## GIVEN TASK:
Gather all lines in the entries below that include the word "chat".

## MATERIAL FOR THE TASK:
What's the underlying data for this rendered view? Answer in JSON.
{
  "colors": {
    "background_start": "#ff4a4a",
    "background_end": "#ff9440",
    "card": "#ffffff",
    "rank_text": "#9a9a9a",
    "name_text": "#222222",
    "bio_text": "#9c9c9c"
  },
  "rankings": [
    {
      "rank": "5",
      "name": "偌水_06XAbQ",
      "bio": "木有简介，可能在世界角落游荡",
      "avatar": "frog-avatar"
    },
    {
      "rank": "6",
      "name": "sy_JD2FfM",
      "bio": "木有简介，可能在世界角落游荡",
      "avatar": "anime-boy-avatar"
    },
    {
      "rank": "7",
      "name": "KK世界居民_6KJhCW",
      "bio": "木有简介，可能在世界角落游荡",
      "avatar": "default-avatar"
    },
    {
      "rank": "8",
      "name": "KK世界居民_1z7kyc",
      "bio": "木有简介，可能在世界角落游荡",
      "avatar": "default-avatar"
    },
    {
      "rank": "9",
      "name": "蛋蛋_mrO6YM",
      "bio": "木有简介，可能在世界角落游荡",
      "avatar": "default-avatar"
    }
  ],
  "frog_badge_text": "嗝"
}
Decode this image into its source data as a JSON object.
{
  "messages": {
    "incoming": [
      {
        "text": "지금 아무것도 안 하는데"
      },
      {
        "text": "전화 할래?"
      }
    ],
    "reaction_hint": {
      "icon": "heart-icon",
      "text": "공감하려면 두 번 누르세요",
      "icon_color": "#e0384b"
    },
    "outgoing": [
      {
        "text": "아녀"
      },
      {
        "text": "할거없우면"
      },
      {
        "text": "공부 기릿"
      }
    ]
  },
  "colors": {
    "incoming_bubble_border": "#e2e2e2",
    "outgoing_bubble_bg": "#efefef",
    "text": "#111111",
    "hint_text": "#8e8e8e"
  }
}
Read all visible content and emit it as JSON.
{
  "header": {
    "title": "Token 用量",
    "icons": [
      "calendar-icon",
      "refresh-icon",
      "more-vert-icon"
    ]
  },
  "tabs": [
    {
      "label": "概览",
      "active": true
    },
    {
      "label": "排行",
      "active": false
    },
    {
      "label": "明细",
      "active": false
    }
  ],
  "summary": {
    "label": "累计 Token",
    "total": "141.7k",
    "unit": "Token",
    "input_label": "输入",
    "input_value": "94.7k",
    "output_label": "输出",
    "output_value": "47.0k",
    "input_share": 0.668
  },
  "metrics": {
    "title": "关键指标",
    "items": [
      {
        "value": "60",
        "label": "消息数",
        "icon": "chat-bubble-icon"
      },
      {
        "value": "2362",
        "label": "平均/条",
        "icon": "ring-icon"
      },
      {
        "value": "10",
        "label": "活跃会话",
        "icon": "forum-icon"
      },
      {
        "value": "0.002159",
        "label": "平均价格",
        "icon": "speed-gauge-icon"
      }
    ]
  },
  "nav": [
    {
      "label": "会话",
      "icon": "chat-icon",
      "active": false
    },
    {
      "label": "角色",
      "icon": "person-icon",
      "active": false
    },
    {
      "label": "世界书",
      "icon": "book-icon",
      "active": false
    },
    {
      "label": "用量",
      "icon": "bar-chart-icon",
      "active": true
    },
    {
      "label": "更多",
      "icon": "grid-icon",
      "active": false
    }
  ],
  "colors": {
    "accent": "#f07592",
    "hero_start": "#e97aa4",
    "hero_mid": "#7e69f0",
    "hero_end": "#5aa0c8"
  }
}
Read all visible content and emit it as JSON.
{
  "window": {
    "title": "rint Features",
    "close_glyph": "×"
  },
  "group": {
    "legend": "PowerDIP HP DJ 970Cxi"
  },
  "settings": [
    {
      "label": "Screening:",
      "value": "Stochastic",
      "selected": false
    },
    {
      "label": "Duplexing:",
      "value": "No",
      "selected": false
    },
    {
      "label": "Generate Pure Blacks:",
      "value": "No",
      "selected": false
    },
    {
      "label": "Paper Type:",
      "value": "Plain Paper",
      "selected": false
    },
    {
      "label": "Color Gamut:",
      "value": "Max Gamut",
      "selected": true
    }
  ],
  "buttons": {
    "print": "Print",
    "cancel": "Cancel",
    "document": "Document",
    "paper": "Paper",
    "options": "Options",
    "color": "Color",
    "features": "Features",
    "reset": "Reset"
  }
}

## RESULT OF THIS EXERCISE:
        "icon": "chat-bubble-icon"
      "icon": "chat-icon",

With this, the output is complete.